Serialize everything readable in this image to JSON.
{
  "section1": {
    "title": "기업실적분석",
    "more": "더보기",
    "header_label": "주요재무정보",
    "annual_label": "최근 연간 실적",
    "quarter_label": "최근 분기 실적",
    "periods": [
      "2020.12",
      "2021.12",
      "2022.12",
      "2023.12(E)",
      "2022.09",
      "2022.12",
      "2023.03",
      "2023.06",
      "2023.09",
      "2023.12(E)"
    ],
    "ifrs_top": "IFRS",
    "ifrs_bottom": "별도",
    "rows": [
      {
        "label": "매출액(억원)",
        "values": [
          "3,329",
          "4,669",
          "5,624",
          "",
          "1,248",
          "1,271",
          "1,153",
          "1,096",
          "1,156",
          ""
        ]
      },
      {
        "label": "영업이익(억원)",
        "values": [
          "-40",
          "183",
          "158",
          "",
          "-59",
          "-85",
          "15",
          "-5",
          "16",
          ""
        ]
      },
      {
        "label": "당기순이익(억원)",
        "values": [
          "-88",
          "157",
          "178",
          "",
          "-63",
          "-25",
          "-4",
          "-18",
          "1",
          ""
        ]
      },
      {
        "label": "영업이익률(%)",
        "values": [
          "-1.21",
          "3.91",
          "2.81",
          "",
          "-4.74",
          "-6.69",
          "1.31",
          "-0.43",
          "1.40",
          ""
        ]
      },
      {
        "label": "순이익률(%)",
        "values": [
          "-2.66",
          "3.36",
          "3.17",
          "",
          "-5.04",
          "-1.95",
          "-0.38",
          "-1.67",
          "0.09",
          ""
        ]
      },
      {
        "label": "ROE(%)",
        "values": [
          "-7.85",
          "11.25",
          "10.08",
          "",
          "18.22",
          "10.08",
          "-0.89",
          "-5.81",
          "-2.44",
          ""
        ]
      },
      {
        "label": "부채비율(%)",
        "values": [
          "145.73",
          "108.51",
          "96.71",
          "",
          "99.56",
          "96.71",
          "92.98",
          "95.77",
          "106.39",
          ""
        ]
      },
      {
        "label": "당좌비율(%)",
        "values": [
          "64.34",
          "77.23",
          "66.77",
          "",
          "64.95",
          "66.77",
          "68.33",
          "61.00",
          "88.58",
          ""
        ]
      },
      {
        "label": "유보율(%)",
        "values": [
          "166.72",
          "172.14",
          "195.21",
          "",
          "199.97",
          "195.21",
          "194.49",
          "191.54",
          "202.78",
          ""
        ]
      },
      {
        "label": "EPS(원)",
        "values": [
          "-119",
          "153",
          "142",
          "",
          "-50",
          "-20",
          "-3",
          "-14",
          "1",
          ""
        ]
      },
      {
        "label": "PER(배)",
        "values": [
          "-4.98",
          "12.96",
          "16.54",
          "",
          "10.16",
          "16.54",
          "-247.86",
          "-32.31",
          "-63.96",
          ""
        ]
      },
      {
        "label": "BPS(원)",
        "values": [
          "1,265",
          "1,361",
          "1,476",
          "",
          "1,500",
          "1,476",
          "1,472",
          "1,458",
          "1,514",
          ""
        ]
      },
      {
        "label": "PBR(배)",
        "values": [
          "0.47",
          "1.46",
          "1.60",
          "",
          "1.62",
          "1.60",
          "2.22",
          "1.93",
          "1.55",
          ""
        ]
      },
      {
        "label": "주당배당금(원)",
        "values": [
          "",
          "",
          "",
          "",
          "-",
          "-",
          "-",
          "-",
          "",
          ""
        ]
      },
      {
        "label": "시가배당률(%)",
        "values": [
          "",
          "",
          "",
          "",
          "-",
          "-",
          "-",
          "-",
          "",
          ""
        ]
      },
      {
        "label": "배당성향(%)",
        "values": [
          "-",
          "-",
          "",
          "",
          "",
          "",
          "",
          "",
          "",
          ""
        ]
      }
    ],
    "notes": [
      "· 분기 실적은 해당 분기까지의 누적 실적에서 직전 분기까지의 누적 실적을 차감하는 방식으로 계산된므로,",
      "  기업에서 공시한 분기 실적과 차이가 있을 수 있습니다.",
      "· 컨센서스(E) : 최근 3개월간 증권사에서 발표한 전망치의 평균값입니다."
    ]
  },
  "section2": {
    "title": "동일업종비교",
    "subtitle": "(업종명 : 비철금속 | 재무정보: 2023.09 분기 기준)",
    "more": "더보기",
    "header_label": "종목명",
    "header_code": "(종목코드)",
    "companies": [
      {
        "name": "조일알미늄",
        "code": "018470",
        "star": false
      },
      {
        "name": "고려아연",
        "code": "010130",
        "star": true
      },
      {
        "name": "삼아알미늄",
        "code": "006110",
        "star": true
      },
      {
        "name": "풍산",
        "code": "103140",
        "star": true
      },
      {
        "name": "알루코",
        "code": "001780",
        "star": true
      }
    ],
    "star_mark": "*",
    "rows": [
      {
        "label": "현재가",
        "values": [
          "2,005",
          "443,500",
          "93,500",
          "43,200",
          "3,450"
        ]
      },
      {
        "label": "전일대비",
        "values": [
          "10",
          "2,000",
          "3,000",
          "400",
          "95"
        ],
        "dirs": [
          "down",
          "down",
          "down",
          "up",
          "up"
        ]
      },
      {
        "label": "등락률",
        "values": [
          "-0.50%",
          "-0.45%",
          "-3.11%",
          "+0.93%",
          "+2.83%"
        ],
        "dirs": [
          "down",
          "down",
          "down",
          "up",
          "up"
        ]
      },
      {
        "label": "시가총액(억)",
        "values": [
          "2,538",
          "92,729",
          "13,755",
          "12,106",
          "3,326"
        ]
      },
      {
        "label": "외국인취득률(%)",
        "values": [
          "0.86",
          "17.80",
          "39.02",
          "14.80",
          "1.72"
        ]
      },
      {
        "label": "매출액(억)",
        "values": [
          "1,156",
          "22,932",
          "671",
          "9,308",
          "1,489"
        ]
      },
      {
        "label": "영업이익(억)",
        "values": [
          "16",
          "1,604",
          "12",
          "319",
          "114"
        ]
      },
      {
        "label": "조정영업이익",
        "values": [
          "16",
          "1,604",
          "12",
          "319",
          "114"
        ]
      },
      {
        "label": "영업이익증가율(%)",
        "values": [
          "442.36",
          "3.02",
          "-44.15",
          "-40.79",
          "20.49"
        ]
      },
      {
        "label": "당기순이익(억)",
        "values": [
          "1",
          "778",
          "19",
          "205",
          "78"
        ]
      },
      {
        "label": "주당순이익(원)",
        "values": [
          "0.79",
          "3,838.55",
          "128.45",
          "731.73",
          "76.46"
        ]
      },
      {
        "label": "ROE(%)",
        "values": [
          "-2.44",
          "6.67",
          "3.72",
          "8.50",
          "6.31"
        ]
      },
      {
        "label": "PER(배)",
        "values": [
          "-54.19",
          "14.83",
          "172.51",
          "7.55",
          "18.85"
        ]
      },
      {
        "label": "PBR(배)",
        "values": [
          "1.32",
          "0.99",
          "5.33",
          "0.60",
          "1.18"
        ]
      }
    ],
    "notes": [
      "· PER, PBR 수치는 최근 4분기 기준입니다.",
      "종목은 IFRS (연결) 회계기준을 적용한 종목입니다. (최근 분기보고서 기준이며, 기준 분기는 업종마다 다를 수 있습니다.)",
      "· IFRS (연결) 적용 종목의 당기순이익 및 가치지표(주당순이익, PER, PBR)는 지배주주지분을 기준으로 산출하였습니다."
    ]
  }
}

◆ ◆ ◆ ◆ ◆

THE PROBLEM - Reproduce the data in full, exactly as presented.

EXERCISE ANSWER -
Serialize everything readable in this image to JSON.
{
  "section1": {
    "title": "기업실적분석",
    "more": "더보기",
    "header_label": "주요재무정보",
    "annual_label": "최근 연간 실적",
    "quarter_label": "최근 분기 실적",
    "periods": [
      "2020.12",
      "2021.12",
      "2022.12",
      "2023.12(E)",
      "2022.09",
      "2022.12",
      "2023.03",
      "2023.06",
      "2023.09",
      "2023.12(E)"
    ],
    "ifrs_top": "IFRS",
    "ifrs_bottom": "별도",
    "rows": [
      {
        "label": "매출액(억원)",
        "values": [
          "3,329",
          "4,669",
          "5,624",
          "",
          "1,248",
          "1,271",
          "1,153",
          "1,096",
          "1,156",
          ""
        ]
      },
      {
        "label": "영업이익(억원)",
        "values": [
          "-40",
          "183",
          "158",
          "",
          "-59",
          "-85",
          "15",
          "-5",
          "16",
          ""
        ]
      },
      {
        "label": "당기순이익(억원)",
        "values": [
          "-88",
          "157",
          "178",
          "",
          "-63",
          "-25",
          "-4",
          "-18",
          "1",
          ""
        ]
      },
      {
        "label": "영업이익률(%)",
        "values": [
          "-1.21",
          "3.91",
          "2.81",
          "",
          "-4.74",
          "-6.69",
          "1.31",
          "-0.43",
          "1.40",
          ""
        ]
      },
      {
        "label": "순이익률(%)",
        "values": [
          "-2.66",
          "3.36",
          "3.17",
          "",
          "-5.04",
          "-1.95",
          "-0.38",
          "-1.67",
          "0.09",
          ""
        ]
      },
      {
        "label": "ROE(%)",
        "values": [
          "-7.85",
          "11.25",
          "10.08",
          "",
          "18.22",
          "10.08",
          "-0.89",
          "-5.81",
          "-2.44",
          ""
        ]
      },
      {
        "label": "부채비율(%)",
        "values": [
          "145.73",
          "108.51",
          "96.71",
          "",
          "99.56",
          "96.71",
          "92.98",
          "95.77",
          "106.39",
          ""
        ]
      },
      {
        "label": "당좌비율(%)",
        "values": [
          "64.34",
          "77.23",
          "66.77",
          "",
          "64.95",
          "66.77",
          "68.33",
          "61.00",
          "88.58",
          ""
        ]
      },
      {
        "label": "유보율(%)",
        "values": [
          "166.72",
          "172.14",
          "195.21",
          "",
          "199.97",
          "195.21",
          "194.49",
          "191.54",
          "202.78",
          ""
        ]
      },
      {
        "label": "EPS(원)",
        "values": [
          "-119",
          "153",
          "142",
          "",
          "-50",
          "-20",
          "-3",
          "-14",
          "1",
          ""
        ]
      },
      {
        "label": "PER(배)",
        "values": [
          "-4.98",
          "12.96",
          "16.54",
          "",
          "10.16",
          "16.54",
          "-247.86",
          "-32.31",
          "-63.96",
          ""
        ]
      },
      {
        "label": "BPS(원)",
        "values": [
          "1,265",
          "1,361",
          "1,476",
          "",
          "1,500",
          "1,476",
          "1,472",
          "1,458",
          "1,514",
          ""
        ]
      },
      {
        "label": "PBR(배)",
        "values": [
          "0.47",
          "1.46",
          "1.60",
          "",
          "1.62",
          "1.60",
          "2.22",
          "1.93",
          "1.55",
          ""
        ]
      },
      {
        "label": "주당배당금(원)",
        "values": [
          "",
          "",
          "",
          "",
          "-",
          "-",
          "-",
          "-",
          "",
          ""
        ]
      },
      {
        "label": "시가배당률(%)",
        "values": [
          "",
          "",
          "",
          "",
          "-",
          "-",
          "-",
          "-",
          "",
          ""
        ]
      },
      {
        "label": "배당성향(%)",
        "values": [
          "-",
          "-",
          "",
          "",
          "",
          "",
          "",
          "",
          "",
          ""
        ]
      }
    ],
    "notes": [
      "· 분기 실적은 해당 분기까지의 누적 실적에서 직전 분기까지의 누적 실적을 차감하는 방식으로 계산된므로,",
      "  기업에서 공시한 분기 실적과 차이가 있을 수 있습니다.",
      "· 컨센서스(E) : 최근 3개월간 증권사에서 발표한 전망치의 평균값입니다."
    ]
  },
  "section2": {
    "title": "동일업종비교",
    "subtitle": "(업종명 : 비철금속 | 재무정보: 2023.09 분기 기준)",
    "more": "더보기",
    "header_label": "종목명",
    "header_code": "(종목코드)",
    "companies": [
      {
        "name": "조일알미늄",
        "code": "018470",
        "star": false
      },
      {
        "name": "고려아연",
        "code": "010130",
        "star": true
      },
      {
        "name": "삼아알미늄",
        "code": "006110",
        "star": true
      },
      {
        "name": "풍산",
        "code": "103140",
        "star": true
      },
      {
        "name": "알루코",
        "code": "001780",
        "star": true
      }
    ],
    "star_mark": "*",
    "rows": [
      {
        "label": "현재가",
        "values": [
          "2,005",
          "443,500",
          "93,500",
          "43,200",
          "3,450"
        ]
      },
      {
        "label": "전일대비",
        "values": [
          "10",
          "2,000",
          "3,000",
          "400",
          "95"
        ],
        "dirs": [
          "down",
          "down",
          "down",
          "up",
          "up"
        ]
      },
      {
        "label": "등락률",
        "values": [
          "-0.50%",
          "-0.45%",
          "-3.11%",
          "+0.93%",
          "+2.83%"
        ],
        "dirs": [
          "down",
          "down",
          "down",
          "up",
          "up"
        ]
      },
      {
        "label": "시가총액(억)",
        "values": [
          "2,538",
          "92,729",
          "13,755",
          "12,106",
          "3,326"
        ]
      },
      {
        "label": "외국인취득률(%)",
        "values": [
          "0.86",
          "17.80",
          "39.02",
          "14.80",
          "1.72"
        ]
      },
      {
        "label": "매출액(억)",
        "values": [
          "1,156",
          "22,932",
          "671",
          "9,308",
          "1,489"
        ]
      },
      {
        "label": "영업이익(억)",
        "values": [
          "16",
          "1,604",
          "12",
          "319",
          "114"
        ]
      },
      {
        "label": "조정영업이익",
        "values": [
          "16",
          "1,604",
          "12",
          "319",
          "114"
        ]
      },
      {
        "label": "영업이익증가율(%)",
        "values": [
          "442.36",
          "3.02",
          "-44.15",
          "-40.79",
          "20.49"
        ]
      },
      {
        "label": "당기순이익(억)",
        "values": [
          "1",
          "778",
          "19",
          "205",
          "78"
        ]
      },
      {
        "label": "주당순이익(원)",
        "values": [
          "0.79",
          "3,838.55",
          "128.45",
          "731.73",
          "76.46"
        ]
      },
      {
        "label": "ROE(%)",
        "values": [
          "-2.44",
          "6.67",
          "3.72",
          "8.50",
          "6.31"
        ]
      },
      {
        "label": "PER(배)",
        "values": [
          "-54.19",
          "14.83",
          "172.51",
          "7.55",
          "18.85"
        ]
      },
      {
        "label": "PBR(배)",
        "values": [
          "1.32",
          "0.99",
          "5.33",
          "0.60",
          "1.18"
        ]
      }
    ],
    "notes": [
      "· PER, PBR 수치는 최근 4분기 기준입니다.",
      "종목은 IFRS (연결) 회계기준을 적용한 종목입니다. (최근 분기보고서 기준이며, 기준 분기는 업종마다 다를 수 있습니다.)",
      "· IFRS (연결) 적용 종목의 당기순이익 및 가치지표(주당순이익, PER, PBR)는 지배주주지분을 기준으로 산출하였습니다."
    ]
  }
}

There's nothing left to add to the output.